- WHAT YOU SHOULD DO -
Find every line in the records that holds the string "color". Copy each one.

══ PROVIDED DATA

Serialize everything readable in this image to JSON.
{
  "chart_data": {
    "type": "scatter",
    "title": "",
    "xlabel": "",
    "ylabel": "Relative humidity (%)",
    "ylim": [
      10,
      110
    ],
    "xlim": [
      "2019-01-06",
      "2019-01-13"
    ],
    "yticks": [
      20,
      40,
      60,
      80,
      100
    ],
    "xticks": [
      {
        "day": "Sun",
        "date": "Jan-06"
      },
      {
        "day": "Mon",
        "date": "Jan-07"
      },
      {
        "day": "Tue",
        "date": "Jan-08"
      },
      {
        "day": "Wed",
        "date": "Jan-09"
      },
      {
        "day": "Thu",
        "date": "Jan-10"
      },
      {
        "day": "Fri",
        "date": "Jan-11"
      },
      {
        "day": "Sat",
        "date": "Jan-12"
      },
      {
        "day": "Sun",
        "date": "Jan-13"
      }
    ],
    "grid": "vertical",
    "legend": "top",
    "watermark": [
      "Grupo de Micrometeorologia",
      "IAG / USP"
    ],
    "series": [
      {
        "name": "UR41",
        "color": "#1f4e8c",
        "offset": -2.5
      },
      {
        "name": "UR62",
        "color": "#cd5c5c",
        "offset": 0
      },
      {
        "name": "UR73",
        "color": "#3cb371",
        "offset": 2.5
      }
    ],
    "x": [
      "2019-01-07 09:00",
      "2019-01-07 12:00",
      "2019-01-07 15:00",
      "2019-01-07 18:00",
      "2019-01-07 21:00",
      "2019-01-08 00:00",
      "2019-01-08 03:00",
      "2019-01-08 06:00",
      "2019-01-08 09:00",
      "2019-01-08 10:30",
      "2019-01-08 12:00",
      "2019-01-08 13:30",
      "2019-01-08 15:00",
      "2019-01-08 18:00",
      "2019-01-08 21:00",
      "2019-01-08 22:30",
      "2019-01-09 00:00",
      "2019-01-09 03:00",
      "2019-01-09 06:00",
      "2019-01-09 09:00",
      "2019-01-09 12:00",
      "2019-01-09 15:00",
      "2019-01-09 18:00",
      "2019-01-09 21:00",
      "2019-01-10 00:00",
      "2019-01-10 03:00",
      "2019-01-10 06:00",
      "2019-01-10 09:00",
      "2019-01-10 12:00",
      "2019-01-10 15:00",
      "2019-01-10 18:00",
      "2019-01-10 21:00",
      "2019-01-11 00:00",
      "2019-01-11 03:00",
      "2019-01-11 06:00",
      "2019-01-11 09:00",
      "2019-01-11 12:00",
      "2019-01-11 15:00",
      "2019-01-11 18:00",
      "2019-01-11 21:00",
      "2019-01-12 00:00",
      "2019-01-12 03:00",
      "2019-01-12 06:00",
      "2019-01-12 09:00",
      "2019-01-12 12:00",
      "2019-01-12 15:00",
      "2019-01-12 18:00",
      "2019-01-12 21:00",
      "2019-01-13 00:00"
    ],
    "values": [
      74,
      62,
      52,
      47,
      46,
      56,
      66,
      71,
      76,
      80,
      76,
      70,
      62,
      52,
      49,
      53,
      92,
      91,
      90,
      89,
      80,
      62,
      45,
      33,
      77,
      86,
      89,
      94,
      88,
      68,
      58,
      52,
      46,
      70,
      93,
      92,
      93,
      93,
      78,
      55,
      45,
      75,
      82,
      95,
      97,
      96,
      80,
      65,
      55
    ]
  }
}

════

- SOLUTION BELOW -
        "color": "#1f4e8c",
        "color": "#cd5c5c",
        "color": "#3cb371",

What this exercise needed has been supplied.